--- Short task ---
Your task is to return, word for word, only the lines from the line with "Type out the text in this image." through the close of the data. Exclude all pictures.

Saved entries
— Begin —

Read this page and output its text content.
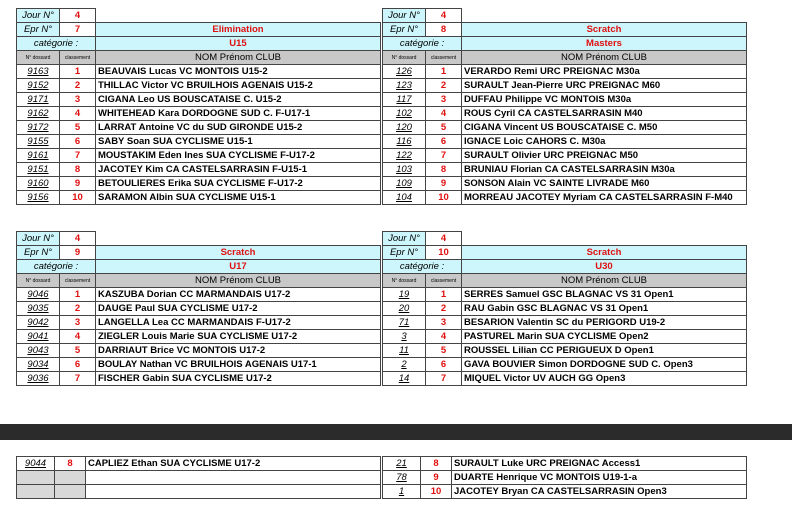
Jour N°	4	
Epr N°	7	Elimination
catégorie :		U15
N° dossard	classement	NOM Prénom CLUB
9163	1	BEAUVAIS Lucas VC MONTOIS U15-2
9152	2	THILLAC Victor VC BRUILHOIS AGENAIS U15-2
9171	3	CIGANA Leo US BOUSCATAISE C. U15-2
9162	4	WHITEHEAD Kara DORDOGNE SUD C. F-U17-1
9172	5	LARRAT Antoine VC du SUD GIRONDE U15-2
9155	6	SABY Soan SUA CYCLISME U15-1
9161	7	MOUSTAKIM Eden Ines SUA CYCLISME F-U17-2
9151	8	JACOTEY Kim CA CASTELSARRASIN F-U15-1
9160	9	BETOULIERES Erika SUA CYCLISME F-U17-2
9156	10	SARAMON Albin SUA CYCLISME U15-1
Jour N°	4	
Epr N°	8	Scratch
catégorie :		Masters
N° dossard	classement	NOM Prénom CLUB
126	1	VERARDO Remi URC PREIGNAC M30a
123	2	SURAULT Jean-Pierre URC PREIGNAC M60
117	3	DUFFAU Philippe VC MONTOIS M30a
102	4	ROUS Cyril CA CASTELSARRASIN M40
120	5	CIGANA Vincent US BOUSCATAISE C. M50
116	6	IGNACE Loic CAHORS C. M30a
122	7	SURAULT Olivier URC PREIGNAC M50
103	8	BRUNIAU Florian CA CASTELSARRASIN M30a
109	9	SONSON Alain VC SAINTE LIVRADE M60
104	10	MORREAU JACOTEY Myriam CA CASTELSARRASIN F-M40
Jour N°	4	
Epr N°	9	Scratch
catégorie :		U17
N° dossard	classement	NOM Prénom CLUB
9046	1	KASZUBA Dorian CC MARMANDAIS U17-2
9035	2	DAUGE Paul SUA CYCLISME U17-2
9042	3	LANGELLA Lea CC MARMANDAIS F-U17-2
9041	4	ZIEGLER Louis Marie SUA CYCLISME U17-2
9043	5	DARRIAUT Brice VC MONTOIS U17-2
9034	6	BOULAY Nathan VC BRUILHOIS AGENAIS U17-1
9036	7	FISCHER Gabin SUA CYCLISME U17-2
Jour N°	4	
Epr N°	10	Scratch
catégorie :		U30
N° dossard	classement	NOM Prénom CLUB
19	1	SERRES Samuel GSC BLAGNAC VS 31 Open1
20	2	RAU Gabin GSC BLAGNAC VS 31 Open1
71	3	BESARION Valentin SC du PERIGORD U19-2
3	4	PASTUREL Marin SUA CYCLISME Open2
11	5	ROUSSEL Lilian CC PERIGUEUX D Open1
2	6	GAVA BOUVIER Simon DORDOGNE SUD C. Open3
14	7	MIQUEL Victor UV AUCH GG Open3
9044	8	CAPLIEZ Ethan SUA CYCLISME U17-2

			21	8	SURAULT Luke URC PREIGNAC Access1
78	9	DUARTE Henrique VC MONTOIS U19-1-a
1	10	JACOTEY Bryan CA CASTELSARRASIN Open3
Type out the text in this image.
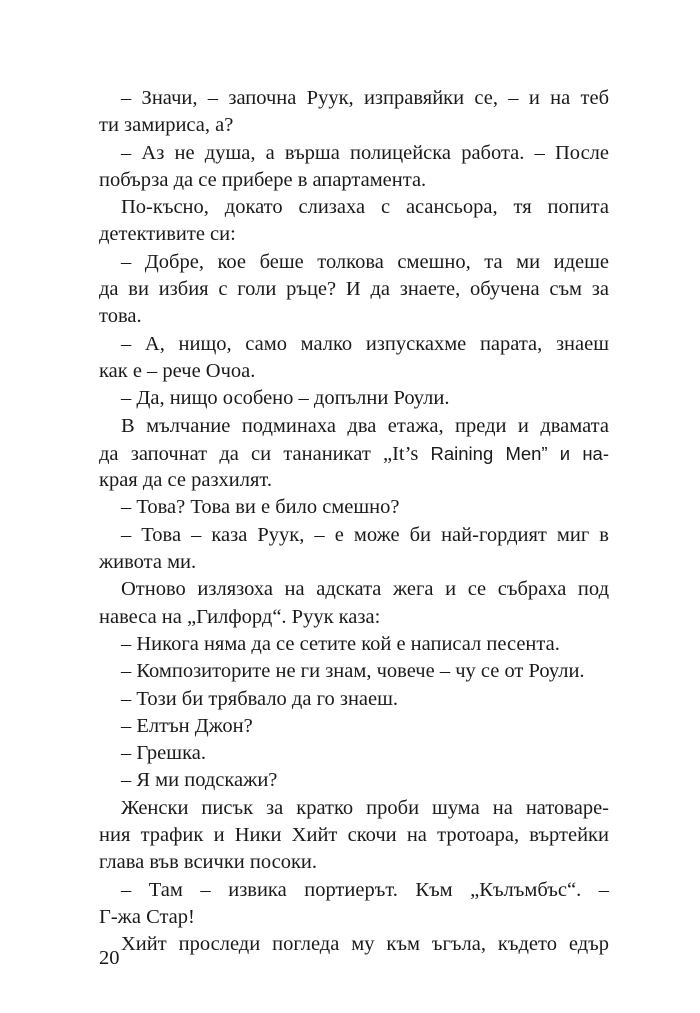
– Значи, – започна Руук, изправяйки се, – и на теб
ти замириса, а?
– Аз не душа, а върша полицейска работа. – После
побърза да се прибере в апартамента.
По-късно, докато слизаха с асансьора, тя попита
детективите си:
– Добре, кое беше толкова смешно, та ми идеше
да ви избия с голи ръце? И да знаете, обучена съм за
това.
– А, нищо, само малко изпускахме парата, знаеш
как е – рече Очоа.
– Да, нищо особено – допълни Роули.
В мълчание подминаха два етажа, преди и двамата
да започнат да си тананикат „It’s Raining Men” и на-
края да се разхилят.
– Това? Това ви е било смешно?
– Това – каза Руук, – е може би най-гордият миг в
живота ми.
Отново излязоха на адската жега и се събраха под
навеса на „Гилфорд“. Руук каза:
– Никога няма да се сетите кой е написал песента.
– Композиторите не ги знам, човече – чу се от Роули.
– Този би трябвало да го знаеш.
– Елтън Джон?
– Грешка.
– Я ми подскажи?
Женски писък за кратко проби шума на натоваре-
ния трафик и Ники Хийт скочи на тротоара, въртейки
глава във всички посоки.
– Там – извика портиерът. Към „Кълъмбъс“. –
Г-жа Стар!
Хийт проследи погледа му към ъгъла, където едър
20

— End —

--- Task answer ---
Type out the text in this image.
– Значи, – започна Руук, изправяйки се, – и на теб
ти замириса, а?
– Аз не душа, а върша полицейска работа. – После
побърза да се прибере в апартамента.
По-късно, докато слизаха с асансьора, тя попита
детективите си:
– Добре, кое беше толкова смешно, та ми идеше
да ви избия с голи ръце? И да знаете, обучена съм за
това.
– А, нищо, само малко изпускахме парата, знаеш
как е – рече Очоа.
– Да, нищо особено – допълни Роули.
В мълчание подминаха два етажа, преди и двамата
да започнат да си тананикат „It’s Raining Men” и на-
края да се разхилят.
– Това? Това ви е било смешно?
– Това – каза Руук, – е може би най-гордият миг в
живота ми.
Отново излязоха на адската жега и се събраха под
навеса на „Гилфорд“. Руук каза:
– Никога няма да се сетите кой е написал песента.
– Композиторите не ги знам, човече – чу се от Роули.
– Този би трябвало да го знаеш.
– Елтън Джон?
– Грешка.
– Я ми подскажи?
Женски писък за кратко проби шума на натоваре-
ния трафик и Ники Хийт скочи на тротоара, въртейки
глава във всички посоки.
– Там – извика портиерът. Към „Кълъмбъс“. –
Г-жа Стар!
Хийт проследи погледа му към ъгъла, където едър
20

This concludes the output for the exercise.